■ Stated task ■
Read through the data and report every line in which the word "pour" occurs.

━━━━━━━━━━

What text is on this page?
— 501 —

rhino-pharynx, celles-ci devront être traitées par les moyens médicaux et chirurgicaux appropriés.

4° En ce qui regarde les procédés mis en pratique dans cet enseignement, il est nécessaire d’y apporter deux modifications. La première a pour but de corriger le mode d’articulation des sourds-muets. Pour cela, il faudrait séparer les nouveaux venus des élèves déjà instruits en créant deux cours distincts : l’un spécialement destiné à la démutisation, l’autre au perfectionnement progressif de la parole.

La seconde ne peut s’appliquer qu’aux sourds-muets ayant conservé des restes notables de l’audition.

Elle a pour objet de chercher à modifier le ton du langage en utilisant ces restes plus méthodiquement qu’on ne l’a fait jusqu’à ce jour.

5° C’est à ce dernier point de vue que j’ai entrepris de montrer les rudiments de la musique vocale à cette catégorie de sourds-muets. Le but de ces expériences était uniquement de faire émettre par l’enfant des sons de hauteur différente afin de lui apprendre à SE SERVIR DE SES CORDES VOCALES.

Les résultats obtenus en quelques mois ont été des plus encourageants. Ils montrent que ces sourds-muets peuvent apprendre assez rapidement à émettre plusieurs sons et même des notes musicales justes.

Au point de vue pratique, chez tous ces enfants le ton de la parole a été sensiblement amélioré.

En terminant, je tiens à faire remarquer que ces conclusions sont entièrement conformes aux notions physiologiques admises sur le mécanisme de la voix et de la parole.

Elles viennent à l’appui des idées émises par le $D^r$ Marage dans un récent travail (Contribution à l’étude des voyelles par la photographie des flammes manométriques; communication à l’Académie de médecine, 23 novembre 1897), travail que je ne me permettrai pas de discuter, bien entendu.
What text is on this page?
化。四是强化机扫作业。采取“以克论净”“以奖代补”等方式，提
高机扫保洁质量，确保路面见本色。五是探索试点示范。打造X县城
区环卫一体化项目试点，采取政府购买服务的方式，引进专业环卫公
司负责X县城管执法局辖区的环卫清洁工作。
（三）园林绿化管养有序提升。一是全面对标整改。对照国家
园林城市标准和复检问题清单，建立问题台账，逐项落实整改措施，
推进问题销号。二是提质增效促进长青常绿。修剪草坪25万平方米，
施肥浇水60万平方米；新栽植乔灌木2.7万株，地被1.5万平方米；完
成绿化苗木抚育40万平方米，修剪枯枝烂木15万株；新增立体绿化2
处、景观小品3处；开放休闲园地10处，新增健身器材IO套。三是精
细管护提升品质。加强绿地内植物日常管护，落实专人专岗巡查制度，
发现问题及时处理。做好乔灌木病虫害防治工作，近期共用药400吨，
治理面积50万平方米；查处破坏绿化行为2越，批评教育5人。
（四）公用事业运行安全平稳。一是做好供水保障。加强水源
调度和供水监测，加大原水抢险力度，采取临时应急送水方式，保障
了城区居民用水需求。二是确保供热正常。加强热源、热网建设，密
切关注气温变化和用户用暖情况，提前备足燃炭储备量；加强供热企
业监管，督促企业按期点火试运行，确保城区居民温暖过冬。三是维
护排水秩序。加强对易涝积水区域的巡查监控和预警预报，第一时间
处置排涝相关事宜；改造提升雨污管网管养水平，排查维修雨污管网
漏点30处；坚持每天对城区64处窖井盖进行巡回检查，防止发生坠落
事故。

━━━━━━━━━━

■ Response to the exercise ■
4° En ce qui regarde les procédés mis en pratique dans cet enseignement, il est nécessaire d’y apporter deux modifications. La première a pour but de corriger le mode d’articulation des sourds-muets. Pour cela, il faudrait séparer les nouveaux venus des élèves déjà instruits en créant deux cours distincts : l’un spécialement destiné à la démutisation, l’autre au perfectionnement progressif de la parole.
Elle a pour objet de chercher à modifier le ton du langage en utilisant ces restes plus méthodiquement qu’on ne l’a fait jusqu’à ce jour.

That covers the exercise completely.